▼

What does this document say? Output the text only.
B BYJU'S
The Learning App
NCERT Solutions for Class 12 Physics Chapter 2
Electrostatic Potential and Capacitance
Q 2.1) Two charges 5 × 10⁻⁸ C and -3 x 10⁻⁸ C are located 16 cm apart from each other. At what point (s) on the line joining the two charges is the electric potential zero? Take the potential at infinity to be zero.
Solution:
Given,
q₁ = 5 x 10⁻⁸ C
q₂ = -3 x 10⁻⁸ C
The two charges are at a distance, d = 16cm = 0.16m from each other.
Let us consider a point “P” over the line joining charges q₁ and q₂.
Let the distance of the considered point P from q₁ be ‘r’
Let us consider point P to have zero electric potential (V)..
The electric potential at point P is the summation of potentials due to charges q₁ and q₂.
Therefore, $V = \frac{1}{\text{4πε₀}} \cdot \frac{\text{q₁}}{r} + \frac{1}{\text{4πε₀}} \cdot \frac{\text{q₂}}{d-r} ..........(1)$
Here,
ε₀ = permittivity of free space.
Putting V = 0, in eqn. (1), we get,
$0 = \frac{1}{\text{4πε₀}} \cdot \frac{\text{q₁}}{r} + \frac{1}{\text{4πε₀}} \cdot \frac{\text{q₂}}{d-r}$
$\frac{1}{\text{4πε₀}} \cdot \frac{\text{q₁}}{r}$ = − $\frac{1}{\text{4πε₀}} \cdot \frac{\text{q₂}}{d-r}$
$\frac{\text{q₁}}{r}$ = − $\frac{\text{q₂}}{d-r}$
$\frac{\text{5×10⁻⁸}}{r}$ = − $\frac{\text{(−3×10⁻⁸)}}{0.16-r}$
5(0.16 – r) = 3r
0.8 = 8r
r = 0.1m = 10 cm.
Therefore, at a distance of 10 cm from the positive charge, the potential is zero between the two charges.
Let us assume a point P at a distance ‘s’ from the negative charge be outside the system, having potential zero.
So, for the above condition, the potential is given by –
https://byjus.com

▲

Problem to work on:
From the listing above, return each line with the word "Therefore".

Finished task:
Therefore, $V = \frac{1}{\text{4πε₀}} \cdot \frac{\text{q₁}}{r} + \frac{1}{\text{4πε₀}} \cdot \frac{\text{q₂}}{d-r} ..........(1)$
Therefore, at a distance of 10 cm from the positive charge, the potential is zero between the two charges.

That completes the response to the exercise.